Start of INFORMATION PROVIDED

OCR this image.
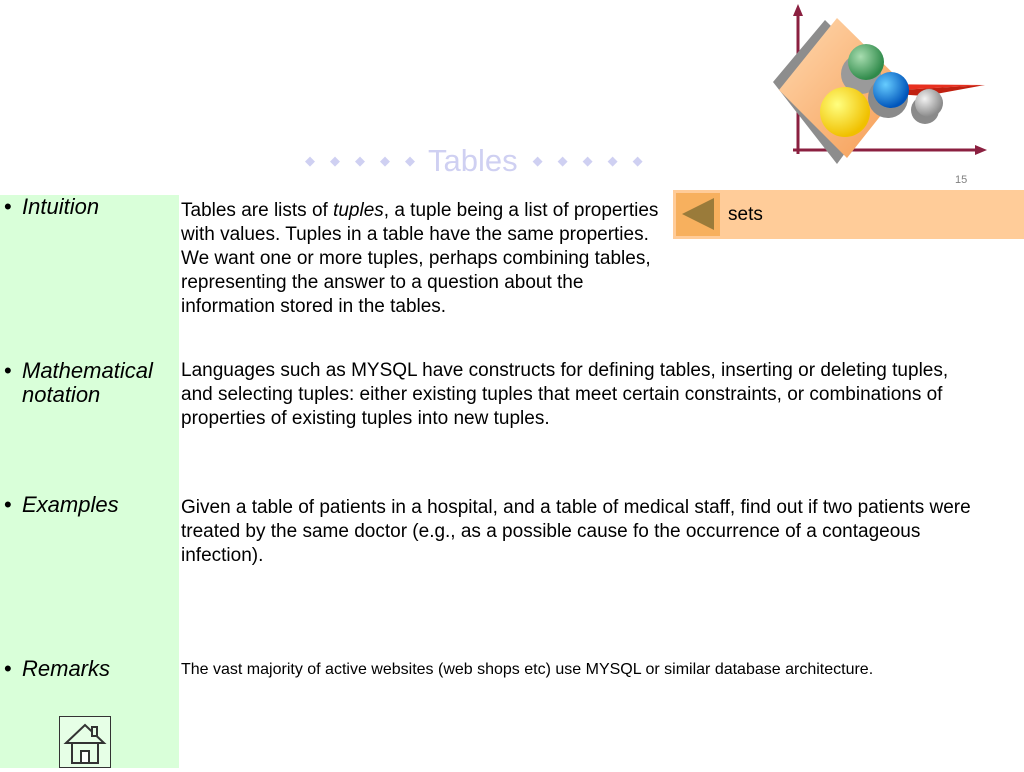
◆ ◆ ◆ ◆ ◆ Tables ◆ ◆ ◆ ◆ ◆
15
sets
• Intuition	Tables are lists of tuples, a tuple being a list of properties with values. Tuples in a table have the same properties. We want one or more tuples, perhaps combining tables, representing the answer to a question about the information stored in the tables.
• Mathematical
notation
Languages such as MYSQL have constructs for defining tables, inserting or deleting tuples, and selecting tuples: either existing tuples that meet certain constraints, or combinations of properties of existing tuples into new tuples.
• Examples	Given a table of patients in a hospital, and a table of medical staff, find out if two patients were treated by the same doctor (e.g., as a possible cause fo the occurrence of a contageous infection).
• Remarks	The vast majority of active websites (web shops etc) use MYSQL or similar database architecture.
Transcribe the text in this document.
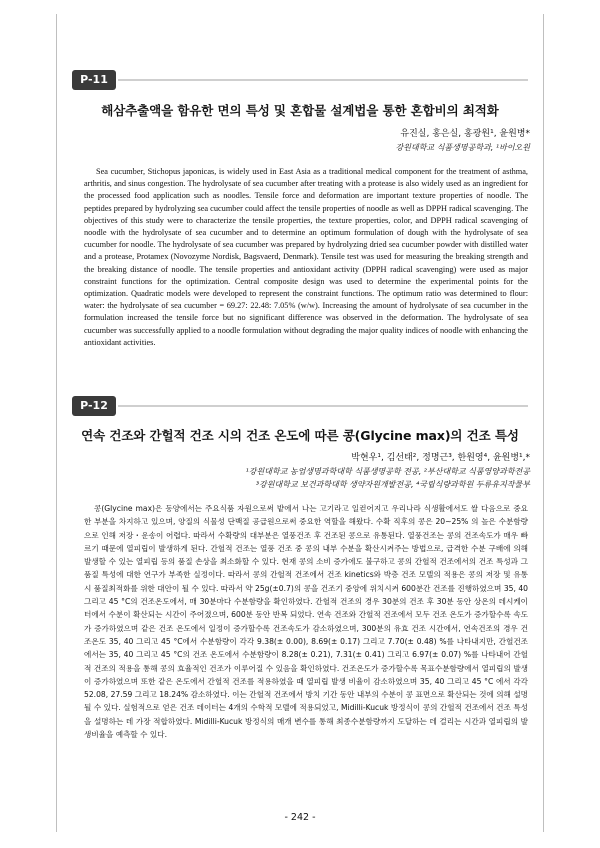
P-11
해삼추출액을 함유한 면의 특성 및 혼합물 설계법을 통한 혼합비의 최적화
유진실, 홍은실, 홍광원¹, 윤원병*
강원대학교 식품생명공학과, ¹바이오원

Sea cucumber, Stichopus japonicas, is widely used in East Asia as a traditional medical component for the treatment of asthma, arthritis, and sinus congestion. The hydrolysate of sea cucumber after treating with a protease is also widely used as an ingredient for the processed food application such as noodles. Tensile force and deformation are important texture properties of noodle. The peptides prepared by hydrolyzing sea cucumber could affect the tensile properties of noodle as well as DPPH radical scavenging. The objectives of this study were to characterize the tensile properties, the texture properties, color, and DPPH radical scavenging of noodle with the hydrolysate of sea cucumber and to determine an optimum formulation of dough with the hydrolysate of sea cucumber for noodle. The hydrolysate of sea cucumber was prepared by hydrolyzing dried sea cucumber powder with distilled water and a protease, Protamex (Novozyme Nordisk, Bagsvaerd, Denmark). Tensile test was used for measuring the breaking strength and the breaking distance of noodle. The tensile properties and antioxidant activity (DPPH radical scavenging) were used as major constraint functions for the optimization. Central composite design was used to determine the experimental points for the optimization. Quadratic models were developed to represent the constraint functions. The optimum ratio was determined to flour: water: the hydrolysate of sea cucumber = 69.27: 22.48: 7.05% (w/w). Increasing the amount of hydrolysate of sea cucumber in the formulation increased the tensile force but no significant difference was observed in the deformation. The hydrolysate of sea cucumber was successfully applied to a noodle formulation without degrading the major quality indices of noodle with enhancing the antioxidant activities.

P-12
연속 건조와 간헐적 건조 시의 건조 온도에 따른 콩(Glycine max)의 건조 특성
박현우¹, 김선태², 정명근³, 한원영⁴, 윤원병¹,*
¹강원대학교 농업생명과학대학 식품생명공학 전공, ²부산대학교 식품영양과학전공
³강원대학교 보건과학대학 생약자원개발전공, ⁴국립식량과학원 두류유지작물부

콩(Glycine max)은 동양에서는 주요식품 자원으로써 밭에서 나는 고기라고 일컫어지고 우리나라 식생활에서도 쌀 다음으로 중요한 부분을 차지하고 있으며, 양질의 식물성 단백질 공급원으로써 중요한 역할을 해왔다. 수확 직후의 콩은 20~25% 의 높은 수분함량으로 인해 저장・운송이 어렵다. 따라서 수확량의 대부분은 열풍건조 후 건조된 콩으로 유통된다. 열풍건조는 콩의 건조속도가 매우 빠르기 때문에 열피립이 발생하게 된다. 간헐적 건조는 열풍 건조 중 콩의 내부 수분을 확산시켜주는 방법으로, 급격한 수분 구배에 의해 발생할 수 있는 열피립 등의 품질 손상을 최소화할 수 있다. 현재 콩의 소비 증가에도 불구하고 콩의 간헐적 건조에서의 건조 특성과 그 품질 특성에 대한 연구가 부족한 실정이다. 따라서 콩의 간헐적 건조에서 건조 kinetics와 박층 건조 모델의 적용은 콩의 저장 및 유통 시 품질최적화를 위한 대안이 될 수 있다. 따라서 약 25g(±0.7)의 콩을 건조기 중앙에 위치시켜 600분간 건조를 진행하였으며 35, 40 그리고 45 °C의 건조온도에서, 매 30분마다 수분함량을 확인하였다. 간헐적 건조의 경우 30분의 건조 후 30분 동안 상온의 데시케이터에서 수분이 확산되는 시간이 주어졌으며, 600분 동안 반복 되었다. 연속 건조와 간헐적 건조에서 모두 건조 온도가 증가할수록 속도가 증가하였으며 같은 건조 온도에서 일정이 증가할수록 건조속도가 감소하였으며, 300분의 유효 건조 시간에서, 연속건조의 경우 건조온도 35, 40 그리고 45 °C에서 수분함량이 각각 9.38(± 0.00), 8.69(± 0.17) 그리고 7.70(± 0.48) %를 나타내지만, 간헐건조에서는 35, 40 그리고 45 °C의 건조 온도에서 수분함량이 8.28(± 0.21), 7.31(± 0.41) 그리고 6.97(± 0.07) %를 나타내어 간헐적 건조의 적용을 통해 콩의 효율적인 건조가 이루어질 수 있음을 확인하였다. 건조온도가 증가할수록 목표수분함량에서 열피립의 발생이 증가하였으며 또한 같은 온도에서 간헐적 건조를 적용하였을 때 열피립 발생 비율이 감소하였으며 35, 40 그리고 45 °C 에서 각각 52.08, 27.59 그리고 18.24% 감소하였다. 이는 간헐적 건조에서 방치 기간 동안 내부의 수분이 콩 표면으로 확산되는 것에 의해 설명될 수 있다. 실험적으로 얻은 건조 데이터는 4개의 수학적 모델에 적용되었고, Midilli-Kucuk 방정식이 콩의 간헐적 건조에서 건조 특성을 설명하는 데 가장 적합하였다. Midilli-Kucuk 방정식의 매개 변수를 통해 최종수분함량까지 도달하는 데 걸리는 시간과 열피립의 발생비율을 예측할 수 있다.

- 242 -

End of INFORMATION PROVIDED

EXERCISE OBJECTIVE:
Reproduce the full listing faithfully, but do not carry over any pictures.

EXERCISE OUTPUT:
OCR this image.
◆ ◆ ◆ ◆ ◆ Tables ◆ ◆ ◆ ◆ ◆
15
sets
• Intuition	Tables are lists of tuples, a tuple being a list of properties with values. Tuples in a table have the same properties. We want one or more tuples, perhaps combining tables, representing the answer to a question about the information stored in the tables.
• Mathematical
notation
Languages such as MYSQL have constructs for defining tables, inserting or deleting tuples, and selecting tuples: either existing tuples that meet certain constraints, or combinations of properties of existing tuples into new tuples.
• Examples	Given a table of patients in a hospital, and a table of medical staff, find out if two patients were treated by the same doctor (e.g., as a possible cause fo the occurrence of a contageous infection).
• Remarks	The vast majority of active websites (web shops etc) use MYSQL or similar database architecture.
Transcribe the text in this document.
P-11
해삼추출액을 함유한 면의 특성 및 혼합물 설계법을 통한 혼합비의 최적화
유진실, 홍은실, 홍광원¹, 윤원병*
강원대학교 식품생명공학과, ¹바이오원

Sea cucumber, Stichopus japonicas, is widely used in East Asia as a traditional medical component for the treatment of asthma, arthritis, and sinus congestion. The hydrolysate of sea cucumber after treating with a protease is also widely used as an ingredient for the processed food application such as noodles. Tensile force and deformation are important texture properties of noodle. The peptides prepared by hydrolyzing sea cucumber could affect the tensile properties of noodle as well as DPPH radical scavenging. The objectives of this study were to characterize the tensile properties, the texture properties, color, and DPPH radical scavenging of noodle with the hydrolysate of sea cucumber and to determine an optimum formulation of dough with the hydrolysate of sea cucumber for noodle. The hydrolysate of sea cucumber was prepared by hydrolyzing dried sea cucumber powder with distilled water and a protease, Protamex (Novozyme Nordisk, Bagsvaerd, Denmark). Tensile test was used for measuring the breaking strength and the breaking distance of noodle. The tensile properties and antioxidant activity (DPPH radical scavenging) were used as major constraint functions for the optimization. Central composite design was used to determine the experimental points for the optimization. Quadratic models were developed to represent the constraint functions. The optimum ratio was determined to flour: water: the hydrolysate of sea cucumber = 69.27: 22.48: 7.05% (w/w). Increasing the amount of hydrolysate of sea cucumber in the formulation increased the tensile force but no significant difference was observed in the deformation. The hydrolysate of sea cucumber was successfully applied to a noodle formulation without degrading the major quality indices of noodle with enhancing the antioxidant activities.

P-12
연속 건조와 간헐적 건조 시의 건조 온도에 따른 콩(Glycine max)의 건조 특성
박현우¹, 김선태², 정명근³, 한원영⁴, 윤원병¹,*
¹강원대학교 농업생명과학대학 식품생명공학 전공, ²부산대학교 식품영양과학전공
³강원대학교 보건과학대학 생약자원개발전공, ⁴국립식량과학원 두류유지작물부

콩(Glycine max)은 동양에서는 주요식품 자원으로써 밭에서 나는 고기라고 일컫어지고 우리나라 식생활에서도 쌀 다음으로 중요한 부분을 차지하고 있으며, 양질의 식물성 단백질 공급원으로써 중요한 역할을 해왔다. 수확 직후의 콩은 20~25% 의 높은 수분함량으로 인해 저장・운송이 어렵다. 따라서 수확량의 대부분은 열풍건조 후 건조된 콩으로 유통된다. 열풍건조는 콩의 건조속도가 매우 빠르기 때문에 열피립이 발생하게 된다. 간헐적 건조는 열풍 건조 중 콩의 내부 수분을 확산시켜주는 방법으로, 급격한 수분 구배에 의해 발생할 수 있는 열피립 등의 품질 손상을 최소화할 수 있다. 현재 콩의 소비 증가에도 불구하고 콩의 간헐적 건조에서의 건조 특성과 그 품질 특성에 대한 연구가 부족한 실정이다. 따라서 콩의 간헐적 건조에서 건조 kinetics와 박층 건조 모델의 적용은 콩의 저장 및 유통 시 품질최적화를 위한 대안이 될 수 있다. 따라서 약 25g(±0.7)의 콩을 건조기 중앙에 위치시켜 600분간 건조를 진행하였으며 35, 40 그리고 45 °C의 건조온도에서, 매 30분마다 수분함량을 확인하였다. 간헐적 건조의 경우 30분의 건조 후 30분 동안 상온의 데시케이터에서 수분이 확산되는 시간이 주어졌으며, 600분 동안 반복 되었다. 연속 건조와 간헐적 건조에서 모두 건조 온도가 증가할수록 속도가 증가하였으며 같은 건조 온도에서 일정이 증가할수록 건조속도가 감소하였으며, 300분의 유효 건조 시간에서, 연속건조의 경우 건조온도 35, 40 그리고 45 °C에서 수분함량이 각각 9.38(± 0.00), 8.69(± 0.17) 그리고 7.70(± 0.48) %를 나타내지만, 간헐건조에서는 35, 40 그리고 45 °C의 건조 온도에서 수분함량이 8.28(± 0.21), 7.31(± 0.41) 그리고 6.97(± 0.07) %를 나타내어 간헐적 건조의 적용을 통해 콩의 효율적인 건조가 이루어질 수 있음을 확인하였다. 건조온도가 증가할수록 목표수분함량에서 열피립의 발생이 증가하였으며 또한 같은 온도에서 간헐적 건조를 적용하였을 때 열피립 발생 비율이 감소하였으며 35, 40 그리고 45 °C 에서 각각 52.08, 27.59 그리고 18.24% 감소하였다. 이는 간헐적 건조에서 방치 기간 동안 내부의 수분이 콩 표면으로 확산되는 것에 의해 설명될 수 있다. 실험적으로 얻은 건조 데이터는 4개의 수학적 모델에 적용되었고, Midilli-Kucuk 방정식이 콩의 간헐적 건조에서 건조 특성을 설명하는 데 가장 적합하였다. Midilli-Kucuk 방정식의 매개 변수를 통해 최종수분함량까지 도달하는 데 걸리는 시간과 열피립의 발생비율을 예측할 수 있다.

- 242 -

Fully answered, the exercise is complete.